[Document text — start]

GOLD STANDARD AND THE FEDERAL RESERVE

In a recent opinion by Sebastian Mallaby, published in the Washington Post, the author and columnist says the following:

Money is an abstraction, a political confection, a set of castles built on air. No wonder it makes people feel queasy. Gold is tangible, immutable, somehow reliable and real; there will always be people who believe in it. But the truth is that modern central banking is one of those elite inventions that generally works. The gold standard has given way to the PhD standard, and we are all the better for it.”

In his article, Mr Mallaby presents his arguments as to the reason and logic that a gold standard will not work and that it is an idea which is out of date and inferior to the current system, i.e., “modern central banking”.

The opinions are a response to statements made by Judy Shelton,  currently under consideration for appointment as one of the seven governors on the Federal Reserve Board.

Mr. Mallaby refers to former President Reagan’s “nostalgia” abut the gold standard as being “curious” and says that “survival of this sentiment in 2019 is even more baffling”.

How so? What is so baffling about recognition of the ill effects of the current system and the realization that there is a better way?
 
He goes on to state that “…the Fed has a remarkably good record in delivering price stability”. Seriously?
 
In the lifetime of the Federal Reserve, the U.S. dollar has lost more than ninety-eight percent of its value. Is the fact that it costs sixty times more today than it would otherwise without the the effects of inflation a sign of “a remarkably good record in delivering price stability”?
 
Further, why is it necessary to manage and administer price stability? It is necessary for central banks because they are the ones who create and foster instability in prices.
 
Inflation is the debasement of money by government. It leads to a loss in purchasing power in currencies and price instability. The effects of this inflation are cumulative, volatile and unpredictable.
 
All governments, with the help of their central banks, inflate and destroy their own currencies. It is intentional and ongoing.
 
“Modern central banking” embodies operation and actions that are refutations of fundamental economic law.
 
Paper currencies are substitutes for real money. They have no intrinsic, or inherent value. Paper money is a debt, an I.O.U that is irredeemable, except for more money substitutes.
 
These things are also true of any amounts of dollars (or other currencies) that are held in the form of credit (U.S. Treasury securities, for example) and are denominated in dollars.
 
Ms. Shelton and others have suggested that fixing the dollar’s value to a specific quantity of precious metal will keep the Fed from creating money at will. No, it won’t.
 
Sorry goldbugs. If that were true, then it would have been entirely unnecessary for President Roosevelt to declare it illegal for U.S. citizens to own gold. And for President Nixon to refuse further convertibility of U.S. dollars into gold by foreign governments.
 
Those executive orders were the result of people’s preference to hold gold, rather than paper dollars. The reason for their preference was because the dollar was no longer “good as gold”, regardless of fixed ratios, or any supposed backing by gold.

[Document text — finish]

*Task brief*
Extend the essay on the gold standard and the Federal Reserve by writing what comes after its last paragraph.

[Dataset entries — start]

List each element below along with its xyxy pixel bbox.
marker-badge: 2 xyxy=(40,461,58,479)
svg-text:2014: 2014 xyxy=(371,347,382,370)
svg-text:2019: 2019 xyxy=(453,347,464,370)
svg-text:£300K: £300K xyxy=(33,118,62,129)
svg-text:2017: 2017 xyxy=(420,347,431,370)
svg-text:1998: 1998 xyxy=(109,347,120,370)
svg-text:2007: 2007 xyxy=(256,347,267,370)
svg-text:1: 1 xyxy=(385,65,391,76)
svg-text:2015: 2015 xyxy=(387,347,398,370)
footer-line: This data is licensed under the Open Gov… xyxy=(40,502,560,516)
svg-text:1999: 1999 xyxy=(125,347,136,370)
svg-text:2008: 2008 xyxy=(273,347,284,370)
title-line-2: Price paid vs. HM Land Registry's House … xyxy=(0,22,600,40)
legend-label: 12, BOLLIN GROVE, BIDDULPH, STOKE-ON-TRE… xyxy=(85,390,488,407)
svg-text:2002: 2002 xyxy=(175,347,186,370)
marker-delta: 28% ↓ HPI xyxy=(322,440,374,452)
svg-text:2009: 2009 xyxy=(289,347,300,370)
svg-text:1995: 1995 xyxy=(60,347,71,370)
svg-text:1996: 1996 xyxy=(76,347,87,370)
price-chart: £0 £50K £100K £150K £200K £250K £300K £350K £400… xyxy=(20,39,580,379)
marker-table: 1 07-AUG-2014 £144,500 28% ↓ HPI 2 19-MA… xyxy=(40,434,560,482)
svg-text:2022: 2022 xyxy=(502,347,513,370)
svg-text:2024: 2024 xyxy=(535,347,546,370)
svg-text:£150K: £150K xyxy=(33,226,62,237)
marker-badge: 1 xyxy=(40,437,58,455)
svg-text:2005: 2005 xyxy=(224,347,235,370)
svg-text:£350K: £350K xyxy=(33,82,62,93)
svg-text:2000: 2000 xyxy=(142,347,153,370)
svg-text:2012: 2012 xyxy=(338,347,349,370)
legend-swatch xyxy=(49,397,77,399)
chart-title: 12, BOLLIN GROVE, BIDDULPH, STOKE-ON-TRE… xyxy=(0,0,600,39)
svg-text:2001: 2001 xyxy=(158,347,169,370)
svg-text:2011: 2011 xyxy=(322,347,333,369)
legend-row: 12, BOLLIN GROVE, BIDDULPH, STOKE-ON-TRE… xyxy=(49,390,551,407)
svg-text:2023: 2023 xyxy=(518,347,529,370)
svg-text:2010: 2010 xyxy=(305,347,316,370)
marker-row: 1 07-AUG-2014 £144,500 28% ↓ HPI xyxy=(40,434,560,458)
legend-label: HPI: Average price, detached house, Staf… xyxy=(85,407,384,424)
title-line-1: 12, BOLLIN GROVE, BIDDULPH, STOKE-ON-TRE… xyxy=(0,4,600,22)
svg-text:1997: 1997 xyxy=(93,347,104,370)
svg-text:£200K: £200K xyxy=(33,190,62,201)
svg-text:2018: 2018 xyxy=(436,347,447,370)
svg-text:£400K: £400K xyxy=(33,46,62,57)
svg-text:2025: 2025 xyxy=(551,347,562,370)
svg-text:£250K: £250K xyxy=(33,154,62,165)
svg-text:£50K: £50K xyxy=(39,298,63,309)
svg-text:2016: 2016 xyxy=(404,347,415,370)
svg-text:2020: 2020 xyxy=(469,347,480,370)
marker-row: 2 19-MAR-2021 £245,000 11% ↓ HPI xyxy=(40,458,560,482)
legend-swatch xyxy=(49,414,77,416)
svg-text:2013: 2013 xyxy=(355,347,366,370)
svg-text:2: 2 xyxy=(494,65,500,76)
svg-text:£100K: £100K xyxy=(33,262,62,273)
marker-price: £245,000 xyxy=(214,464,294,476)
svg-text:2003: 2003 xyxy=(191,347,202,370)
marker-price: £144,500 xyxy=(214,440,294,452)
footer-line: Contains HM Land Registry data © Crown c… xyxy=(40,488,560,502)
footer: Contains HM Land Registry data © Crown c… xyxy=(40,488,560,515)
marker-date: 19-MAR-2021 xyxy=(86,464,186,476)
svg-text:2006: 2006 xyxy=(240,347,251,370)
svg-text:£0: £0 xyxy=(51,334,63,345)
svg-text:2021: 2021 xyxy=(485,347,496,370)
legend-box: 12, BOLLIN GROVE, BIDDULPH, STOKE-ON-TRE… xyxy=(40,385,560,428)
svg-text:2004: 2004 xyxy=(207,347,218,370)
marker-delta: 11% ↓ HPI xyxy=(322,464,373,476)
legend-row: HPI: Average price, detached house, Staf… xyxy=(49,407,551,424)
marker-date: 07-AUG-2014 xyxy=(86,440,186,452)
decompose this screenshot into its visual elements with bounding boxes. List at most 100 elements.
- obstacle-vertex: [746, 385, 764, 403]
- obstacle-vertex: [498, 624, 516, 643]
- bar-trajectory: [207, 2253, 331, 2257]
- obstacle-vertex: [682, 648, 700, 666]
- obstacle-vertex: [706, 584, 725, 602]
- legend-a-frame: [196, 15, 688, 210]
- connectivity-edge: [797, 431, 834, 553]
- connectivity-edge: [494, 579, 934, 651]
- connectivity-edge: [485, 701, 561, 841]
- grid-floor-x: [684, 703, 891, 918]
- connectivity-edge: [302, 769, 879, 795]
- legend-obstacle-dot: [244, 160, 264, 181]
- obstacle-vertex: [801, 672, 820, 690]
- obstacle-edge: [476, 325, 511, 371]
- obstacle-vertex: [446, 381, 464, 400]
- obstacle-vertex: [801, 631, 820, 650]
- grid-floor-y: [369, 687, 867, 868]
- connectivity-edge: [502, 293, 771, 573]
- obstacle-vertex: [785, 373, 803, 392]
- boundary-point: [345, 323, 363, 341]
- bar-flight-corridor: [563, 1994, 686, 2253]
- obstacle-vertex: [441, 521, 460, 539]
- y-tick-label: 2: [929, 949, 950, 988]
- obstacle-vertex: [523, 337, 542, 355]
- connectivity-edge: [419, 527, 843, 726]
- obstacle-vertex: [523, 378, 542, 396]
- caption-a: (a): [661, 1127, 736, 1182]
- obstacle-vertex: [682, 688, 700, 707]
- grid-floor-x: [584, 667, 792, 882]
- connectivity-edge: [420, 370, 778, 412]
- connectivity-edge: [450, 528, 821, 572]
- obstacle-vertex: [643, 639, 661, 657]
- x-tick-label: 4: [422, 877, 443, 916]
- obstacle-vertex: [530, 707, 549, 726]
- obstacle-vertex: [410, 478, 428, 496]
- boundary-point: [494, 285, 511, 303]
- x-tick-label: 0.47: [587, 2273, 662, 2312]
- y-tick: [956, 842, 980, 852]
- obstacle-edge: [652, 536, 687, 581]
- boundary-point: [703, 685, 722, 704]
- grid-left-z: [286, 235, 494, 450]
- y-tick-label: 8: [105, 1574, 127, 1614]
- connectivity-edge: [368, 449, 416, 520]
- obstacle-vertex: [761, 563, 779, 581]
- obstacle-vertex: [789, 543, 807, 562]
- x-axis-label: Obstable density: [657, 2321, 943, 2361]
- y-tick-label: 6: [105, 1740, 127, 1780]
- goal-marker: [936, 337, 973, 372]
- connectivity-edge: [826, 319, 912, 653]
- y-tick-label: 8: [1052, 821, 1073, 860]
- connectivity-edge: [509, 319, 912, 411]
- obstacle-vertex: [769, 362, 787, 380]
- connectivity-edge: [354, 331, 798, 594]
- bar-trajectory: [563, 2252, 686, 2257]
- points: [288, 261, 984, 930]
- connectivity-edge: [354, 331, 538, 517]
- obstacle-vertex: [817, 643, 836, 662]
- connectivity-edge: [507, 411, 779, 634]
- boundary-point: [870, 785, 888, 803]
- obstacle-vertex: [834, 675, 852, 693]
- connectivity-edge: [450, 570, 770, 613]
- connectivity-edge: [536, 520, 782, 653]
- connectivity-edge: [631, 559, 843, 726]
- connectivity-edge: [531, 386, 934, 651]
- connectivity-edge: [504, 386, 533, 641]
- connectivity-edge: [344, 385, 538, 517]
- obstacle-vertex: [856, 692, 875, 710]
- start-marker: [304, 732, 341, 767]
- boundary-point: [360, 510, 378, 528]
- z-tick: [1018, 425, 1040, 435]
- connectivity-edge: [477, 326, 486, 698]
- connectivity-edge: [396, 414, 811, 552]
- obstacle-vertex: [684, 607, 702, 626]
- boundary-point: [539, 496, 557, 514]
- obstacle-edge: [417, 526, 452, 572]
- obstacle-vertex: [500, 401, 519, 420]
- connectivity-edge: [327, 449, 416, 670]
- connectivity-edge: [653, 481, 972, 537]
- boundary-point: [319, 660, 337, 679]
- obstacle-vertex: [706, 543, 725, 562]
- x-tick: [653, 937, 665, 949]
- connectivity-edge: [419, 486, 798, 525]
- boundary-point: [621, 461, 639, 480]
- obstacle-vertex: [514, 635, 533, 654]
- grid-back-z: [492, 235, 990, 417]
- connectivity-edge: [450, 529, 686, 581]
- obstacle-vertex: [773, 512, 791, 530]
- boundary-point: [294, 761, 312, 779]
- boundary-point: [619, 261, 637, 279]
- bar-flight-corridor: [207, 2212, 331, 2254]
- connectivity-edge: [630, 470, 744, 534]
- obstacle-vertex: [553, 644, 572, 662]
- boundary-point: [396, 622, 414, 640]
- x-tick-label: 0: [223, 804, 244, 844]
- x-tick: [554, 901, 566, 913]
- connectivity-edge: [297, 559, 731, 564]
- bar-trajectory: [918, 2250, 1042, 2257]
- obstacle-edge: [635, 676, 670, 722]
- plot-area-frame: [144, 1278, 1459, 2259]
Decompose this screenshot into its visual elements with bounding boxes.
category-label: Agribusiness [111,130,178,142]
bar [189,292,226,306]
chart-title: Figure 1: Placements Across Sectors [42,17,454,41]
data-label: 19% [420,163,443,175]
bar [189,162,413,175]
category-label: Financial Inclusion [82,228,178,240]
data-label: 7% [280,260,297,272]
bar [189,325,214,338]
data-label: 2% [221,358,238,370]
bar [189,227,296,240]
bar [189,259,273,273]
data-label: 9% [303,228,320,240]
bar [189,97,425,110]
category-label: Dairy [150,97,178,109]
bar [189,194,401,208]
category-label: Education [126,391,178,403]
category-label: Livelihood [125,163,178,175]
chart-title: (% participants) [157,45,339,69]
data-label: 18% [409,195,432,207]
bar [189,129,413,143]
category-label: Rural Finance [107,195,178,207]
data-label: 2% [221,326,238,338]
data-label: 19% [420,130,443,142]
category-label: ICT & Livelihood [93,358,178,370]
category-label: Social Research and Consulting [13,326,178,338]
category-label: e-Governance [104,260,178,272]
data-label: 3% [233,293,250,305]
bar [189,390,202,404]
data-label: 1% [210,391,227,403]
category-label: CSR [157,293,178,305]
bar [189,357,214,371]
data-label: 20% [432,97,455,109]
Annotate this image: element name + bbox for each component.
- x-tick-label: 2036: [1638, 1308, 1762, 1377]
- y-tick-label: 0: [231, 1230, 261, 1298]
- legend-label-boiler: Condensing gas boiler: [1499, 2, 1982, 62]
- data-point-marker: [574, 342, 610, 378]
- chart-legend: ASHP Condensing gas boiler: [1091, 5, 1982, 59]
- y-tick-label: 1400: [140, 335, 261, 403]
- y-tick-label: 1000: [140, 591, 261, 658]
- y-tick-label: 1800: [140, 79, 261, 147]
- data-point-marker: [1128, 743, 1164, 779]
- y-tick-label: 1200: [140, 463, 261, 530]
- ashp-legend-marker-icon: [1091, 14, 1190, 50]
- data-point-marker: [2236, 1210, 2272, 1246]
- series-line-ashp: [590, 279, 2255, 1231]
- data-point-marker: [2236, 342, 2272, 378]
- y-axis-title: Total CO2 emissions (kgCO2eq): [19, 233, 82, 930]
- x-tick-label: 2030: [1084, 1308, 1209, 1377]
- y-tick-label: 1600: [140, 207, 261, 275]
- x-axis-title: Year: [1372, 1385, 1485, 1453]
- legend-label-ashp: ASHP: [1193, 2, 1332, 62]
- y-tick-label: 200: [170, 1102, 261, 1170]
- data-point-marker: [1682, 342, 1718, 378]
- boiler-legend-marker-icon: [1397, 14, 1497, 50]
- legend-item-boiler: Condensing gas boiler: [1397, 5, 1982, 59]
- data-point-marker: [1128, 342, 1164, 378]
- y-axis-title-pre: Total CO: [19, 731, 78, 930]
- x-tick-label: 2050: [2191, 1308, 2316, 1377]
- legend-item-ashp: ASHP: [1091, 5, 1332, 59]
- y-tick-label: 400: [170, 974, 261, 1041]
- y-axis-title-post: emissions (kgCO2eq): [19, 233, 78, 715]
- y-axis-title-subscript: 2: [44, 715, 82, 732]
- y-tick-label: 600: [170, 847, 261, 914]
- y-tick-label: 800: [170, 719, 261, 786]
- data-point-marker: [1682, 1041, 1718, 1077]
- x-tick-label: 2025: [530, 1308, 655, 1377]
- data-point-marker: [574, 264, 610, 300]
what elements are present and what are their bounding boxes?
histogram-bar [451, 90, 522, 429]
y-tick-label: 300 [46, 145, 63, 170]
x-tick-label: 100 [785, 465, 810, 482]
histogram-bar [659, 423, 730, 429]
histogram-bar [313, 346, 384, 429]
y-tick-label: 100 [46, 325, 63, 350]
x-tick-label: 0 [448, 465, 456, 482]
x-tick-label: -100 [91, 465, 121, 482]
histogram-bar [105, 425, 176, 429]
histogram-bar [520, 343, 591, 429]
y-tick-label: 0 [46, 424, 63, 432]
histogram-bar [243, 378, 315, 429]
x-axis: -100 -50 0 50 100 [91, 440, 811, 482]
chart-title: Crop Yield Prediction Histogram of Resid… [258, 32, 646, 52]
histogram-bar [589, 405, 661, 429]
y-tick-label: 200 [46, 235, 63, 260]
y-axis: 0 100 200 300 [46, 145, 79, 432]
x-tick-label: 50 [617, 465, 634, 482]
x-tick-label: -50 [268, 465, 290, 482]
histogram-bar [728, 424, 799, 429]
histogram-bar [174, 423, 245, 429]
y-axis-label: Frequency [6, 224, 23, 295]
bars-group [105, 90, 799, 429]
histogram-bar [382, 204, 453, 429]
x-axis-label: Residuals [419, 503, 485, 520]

[Dataset entries — finish]

*Answer*
 
That is because the government continued to issue dollars, paper money, that was in excess of the amount of gold which was used for the backing. It is called counterfeiting.
 
That does not mean that a gold standard cannot work. It can work. And it is certainly preferable to fiat money and modern central banking. And sooner is better than later.
 
But there are problems which seem to escape the proponents of a sound-money system.
 
One is the fact that, as with all illnesses, a recovery period is necessary.  A withdrawal period might be a better term.
 
One hundred years of illness will require a long period of withdrawal. And it will be very severe. That is due to the fact that most of the inflation effects by the Fed are built into unrealistically high prices for nearly everything we buy and sell. Also, most of those prices and nearly all economic activity today are supported and funded with credit.
 
The credit is in the form of mortgages, student loans, auto loans, business and corporate loans, leveraged investments, etc. And the credit is growing exponentially.
 
Our financial and economic systems are top-heavy and will likely collapse under their own weight. That is what happened in 2007-08. Then the Fed rescued us.
 
Per Mr. Mallaby, “Without the Fed’s prodigious quantitive easing the economic recovery after the 2008 crisis would have been even more sluggish.”
 
The 2008 crisis would not have just “been even more sluggish”. It would have led to a full-scale depression. And we would likely still be mired in it, deeply. Which nobody wanted, then; nor do they want it today, or ever. I get that.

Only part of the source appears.